Do this: Each entry needs to be restated exactly as written.

*** Extracted data

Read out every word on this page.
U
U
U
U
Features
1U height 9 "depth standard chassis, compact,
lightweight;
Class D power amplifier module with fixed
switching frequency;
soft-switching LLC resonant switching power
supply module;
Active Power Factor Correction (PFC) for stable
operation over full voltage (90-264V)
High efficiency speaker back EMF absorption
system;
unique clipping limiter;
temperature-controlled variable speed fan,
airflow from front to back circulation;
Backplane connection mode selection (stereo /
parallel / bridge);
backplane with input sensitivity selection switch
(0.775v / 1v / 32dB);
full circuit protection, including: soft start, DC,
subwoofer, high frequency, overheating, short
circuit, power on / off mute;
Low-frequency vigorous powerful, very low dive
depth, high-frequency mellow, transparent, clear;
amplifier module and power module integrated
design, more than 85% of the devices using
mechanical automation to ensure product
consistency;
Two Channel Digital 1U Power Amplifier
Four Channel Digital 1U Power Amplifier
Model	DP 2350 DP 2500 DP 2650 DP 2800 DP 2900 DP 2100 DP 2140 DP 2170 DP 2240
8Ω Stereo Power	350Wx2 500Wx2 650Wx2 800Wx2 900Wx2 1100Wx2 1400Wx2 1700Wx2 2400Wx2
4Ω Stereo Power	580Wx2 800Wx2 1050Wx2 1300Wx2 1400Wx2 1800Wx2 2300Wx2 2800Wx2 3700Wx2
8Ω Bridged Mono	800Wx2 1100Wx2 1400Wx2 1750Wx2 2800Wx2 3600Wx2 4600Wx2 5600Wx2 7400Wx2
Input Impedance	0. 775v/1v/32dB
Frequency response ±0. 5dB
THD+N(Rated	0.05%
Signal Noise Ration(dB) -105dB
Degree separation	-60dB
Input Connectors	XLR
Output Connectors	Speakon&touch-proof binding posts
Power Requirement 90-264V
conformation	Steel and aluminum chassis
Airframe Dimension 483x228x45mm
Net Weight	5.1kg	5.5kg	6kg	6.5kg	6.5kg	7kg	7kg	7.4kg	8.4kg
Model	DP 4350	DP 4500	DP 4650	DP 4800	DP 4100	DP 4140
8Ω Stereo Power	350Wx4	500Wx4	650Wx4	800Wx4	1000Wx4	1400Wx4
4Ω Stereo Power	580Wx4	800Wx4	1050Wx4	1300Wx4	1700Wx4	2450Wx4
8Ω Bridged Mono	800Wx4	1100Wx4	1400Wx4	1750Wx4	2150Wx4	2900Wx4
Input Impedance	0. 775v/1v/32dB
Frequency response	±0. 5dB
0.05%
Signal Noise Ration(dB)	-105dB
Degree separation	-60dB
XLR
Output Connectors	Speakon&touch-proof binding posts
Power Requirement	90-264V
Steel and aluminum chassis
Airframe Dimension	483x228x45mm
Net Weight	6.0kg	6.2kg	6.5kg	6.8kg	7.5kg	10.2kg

******

Solution for this task:
Read out every word on this page.
U
U
U
U
Features
1U height 9 "depth standard chassis, compact,
lightweight;
Class D power amplifier module with fixed
switching frequency;
soft-switching LLC resonant switching power
supply module;
Active Power Factor Correction (PFC) for stable
operation over full voltage (90-264V)
High efficiency speaker back EMF absorption
system;
unique clipping limiter;
temperature-controlled variable speed fan,
airflow from front to back circulation;
Backplane connection mode selection (stereo /
parallel / bridge);
backplane with input sensitivity selection switch
(0.775v / 1v / 32dB);
full circuit protection, including: soft start, DC,
subwoofer, high frequency, overheating, short
circuit, power on / off mute;
Low-frequency vigorous powerful, very low dive
depth, high-frequency mellow, transparent, clear;
amplifier module and power module integrated
design, more than 85% of the devices using
mechanical automation to ensure product
consistency;
Two Channel Digital 1U Power Amplifier
Four Channel Digital 1U Power Amplifier
Model	DP 2350 DP 2500 DP 2650 DP 2800 DP 2900 DP 2100 DP 2140 DP 2170 DP 2240
8Ω Stereo Power	350Wx2 500Wx2 650Wx2 800Wx2 900Wx2 1100Wx2 1400Wx2 1700Wx2 2400Wx2
4Ω Stereo Power	580Wx2 800Wx2 1050Wx2 1300Wx2 1400Wx2 1800Wx2 2300Wx2 2800Wx2 3700Wx2
8Ω Bridged Mono	800Wx2 1100Wx2 1400Wx2 1750Wx2 2800Wx2 3600Wx2 4600Wx2 5600Wx2 7400Wx2
Input Impedance	0. 775v/1v/32dB
Frequency response ±0. 5dB
THD+N(Rated	0.05%
Signal Noise Ration(dB) -105dB
Degree separation	-60dB
Input Connectors	XLR
Output Connectors	Speakon&touch-proof binding posts
Power Requirement 90-264V
conformation	Steel and aluminum chassis
Airframe Dimension 483x228x45mm
Net Weight	5.1kg	5.5kg	6kg	6.5kg	6.5kg	7kg	7kg	7.4kg	8.4kg
Model	DP 4350	DP 4500	DP 4650	DP 4800	DP 4100	DP 4140
8Ω Stereo Power	350Wx4	500Wx4	650Wx4	800Wx4	1000Wx4	1400Wx4
4Ω Stereo Power	580Wx4	800Wx4	1050Wx4	1300Wx4	1700Wx4	2450Wx4
8Ω Bridged Mono	800Wx4	1100Wx4	1400Wx4	1750Wx4	2150Wx4	2900Wx4
Input Impedance	0. 775v/1v/32dB
Frequency response	±0. 5dB
0.05%
Signal Noise Ration(dB)	-105dB
Degree separation	-60dB
XLR
Output Connectors	Speakon&touch-proof binding posts
Power Requirement	90-264V
Steel and aluminum chassis
Airframe Dimension	483x228x45mm
Net Weight	6.0kg	6.2kg	6.5kg	6.8kg	7.5kg	10.2kg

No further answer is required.